Repeat the material exactly as it appears.

◆ **Data**:
^^^^^^^^
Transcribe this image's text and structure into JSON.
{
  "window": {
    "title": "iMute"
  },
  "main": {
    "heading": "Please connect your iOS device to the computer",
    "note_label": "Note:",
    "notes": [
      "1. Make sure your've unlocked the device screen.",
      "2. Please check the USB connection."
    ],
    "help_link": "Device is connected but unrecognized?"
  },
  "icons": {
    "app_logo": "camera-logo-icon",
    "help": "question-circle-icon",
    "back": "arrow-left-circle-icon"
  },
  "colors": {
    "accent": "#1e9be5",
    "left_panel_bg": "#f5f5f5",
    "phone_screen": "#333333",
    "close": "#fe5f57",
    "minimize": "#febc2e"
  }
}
^^^^^^^^
◆ **Solution to the problem**:
Transcribe this image's text and structure into JSON.
{
  "window": {
    "title": "iMute"
  },
  "main": {
    "heading": "Please connect your iOS device to the computer",
    "note_label": "Note:",
    "notes": [
      "1. Make sure your've unlocked the device screen.",
      "2. Please check the USB connection."
    ],
    "help_link": "Device is connected but unrecognized?"
  },
  "icons": {
    "app_logo": "camera-logo-icon",
    "help": "question-circle-icon",
    "back": "arrow-left-circle-icon"
  },
  "colors": {
    "accent": "#1e9be5",
    "left_panel_bg": "#f5f5f5",
    "phone_screen": "#333333",
    "close": "#fe5f57",
    "minimize": "#febc2e"
  }
}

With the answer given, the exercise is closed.